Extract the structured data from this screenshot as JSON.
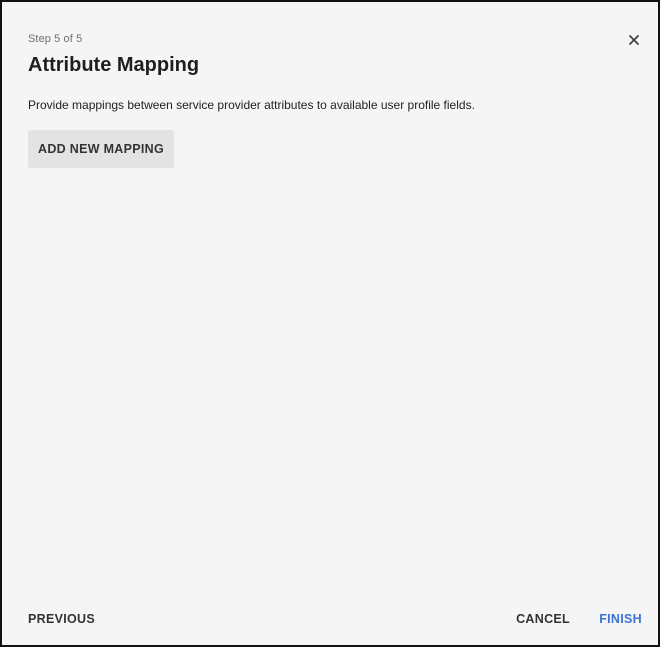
{
  "dialog": {
    "step_label": "Step 5 of 5",
    "title": "Attribute Mapping",
    "description": "Provide mappings between service provider attributes to available user profile fields.",
    "close_icon": "close-icon"
  },
  "actions": {
    "add_mapping_label": "ADD NEW MAPPING"
  },
  "footer": {
    "previous_label": "PREVIOUS",
    "cancel_label": "CANCEL",
    "finish_label": "FINISH"
  },
  "colors": {
    "background": "#f5f5f5",
    "primary_accent": "#3b73d6",
    "button_fill": "#e3e3e3"
  }
}
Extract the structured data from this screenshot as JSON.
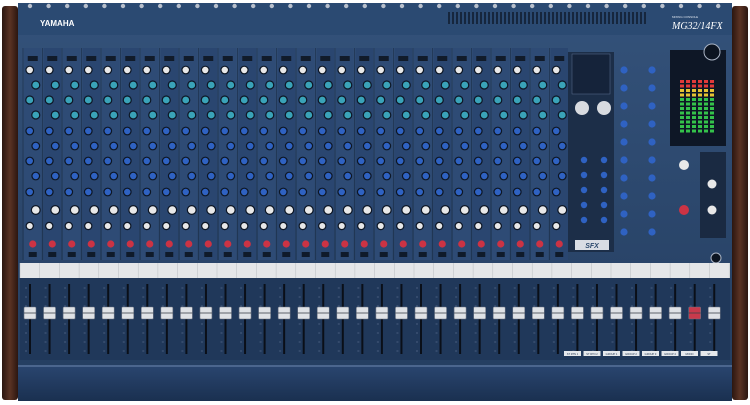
{
  "mixer": {
    "brand": "YAMAHA",
    "model": "MG32/14FX",
    "model_sub": "MIXING CONSOLE",
    "fx_logo": "SFX",
    "mono_channel_count": 24,
    "stereo_channel_count": 4,
    "group_fader_count": 5,
    "fader_labels": [
      "ST RTN 1",
      "ST RTN 2",
      "GROUP 1",
      "GROUP 2",
      "GROUP 3",
      "GROUP 4",
      "MONO",
      "ST"
    ]
  },
  "colors": {
    "panel_blue": "#2d4a6e",
    "panel_dark": "#1b2f4b",
    "wood": "#4a2a1e",
    "knob_cyan": "#3aa3b8",
    "knob_blue": "#2f62c2",
    "knob_white": "#e8e8e8",
    "knob_red": "#cc3344",
    "meter_green": "#34c24a"
  }
}
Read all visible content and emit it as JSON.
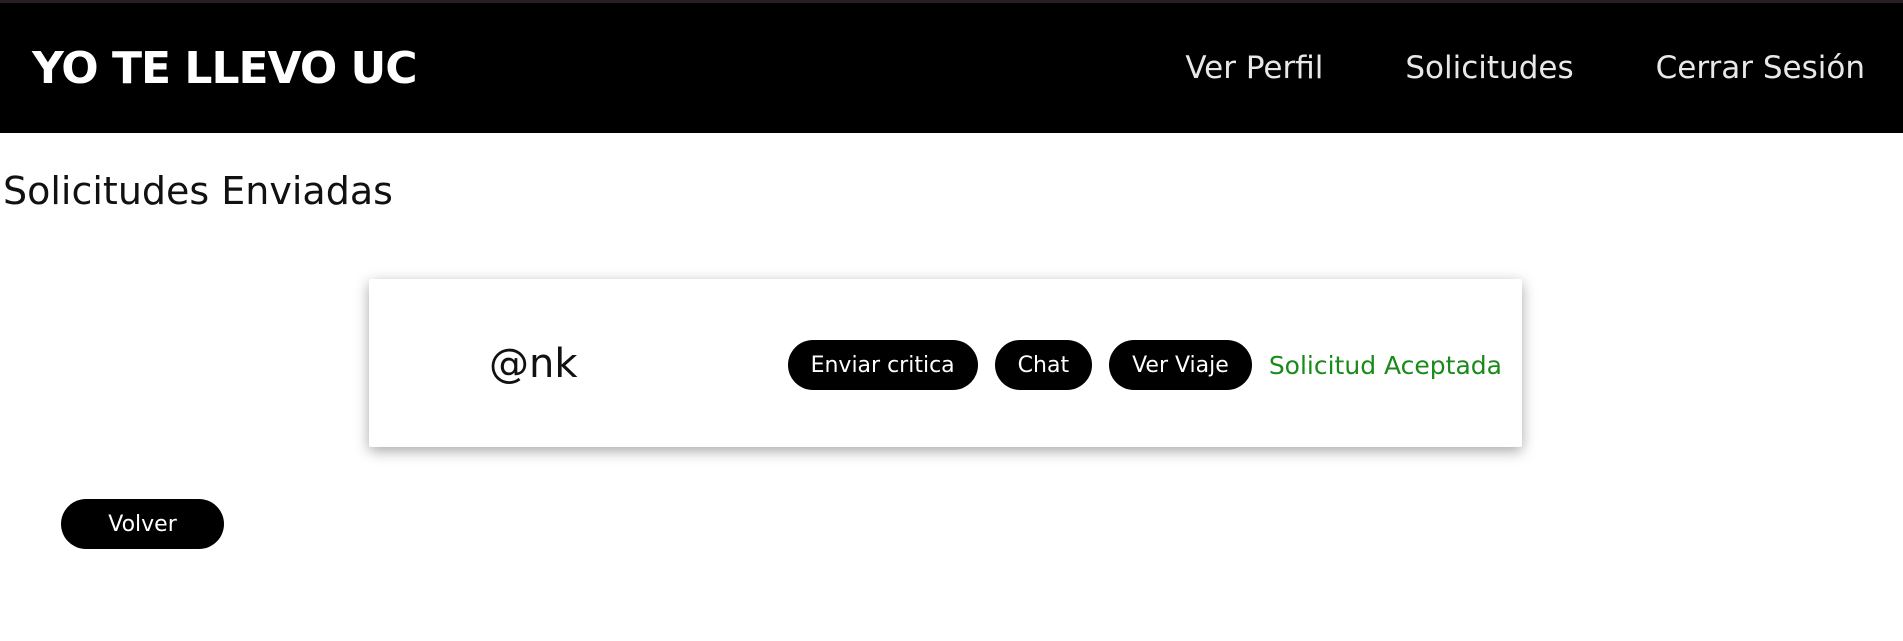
{
  "navbar": {
    "brand": "YO TE LLEVO UC",
    "links": [
      {
        "label": "Ver Perfil"
      },
      {
        "label": "Solicitudes"
      },
      {
        "label": "Cerrar Sesión"
      }
    ]
  },
  "page": {
    "title": "Solicitudes Enviadas"
  },
  "requests": [
    {
      "username": "@nk",
      "actions": {
        "review": "Enviar critica",
        "chat": "Chat",
        "view_trip": "Ver Viaje"
      },
      "status": "Solicitud Aceptada",
      "status_color": "#1a8a1a"
    }
  ],
  "footer": {
    "back_label": "Volver"
  }
}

· · · · ·

— Exercise details —
From the line that holds "Read all visible content and emit it as JSON." to the last line of the records, please copy each line exactly and nothing else. Pictures stay out.

— Exercise solution —
Read all visible content and emit it as JSON.
{
  "navbar": {
    "brand": "YO TE LLEVO UC",
    "links": [
      {
        "label": "Ver Perfil"
      },
      {
        "label": "Solicitudes"
      },
      {
        "label": "Cerrar Sesión"
      }
    ]
  },
  "page": {
    "title": "Solicitudes Enviadas"
  },
  "requests": [
    {
      "username": "@nk",
      "actions": {
        "review": "Enviar critica",
        "chat": "Chat",
        "view_trip": "Ver Viaje"
      },
      "status": "Solicitud Aceptada",
      "status_color": "#1a8a1a"
    }
  ],
  "footer": {
    "back_label": "Volver"
  }
}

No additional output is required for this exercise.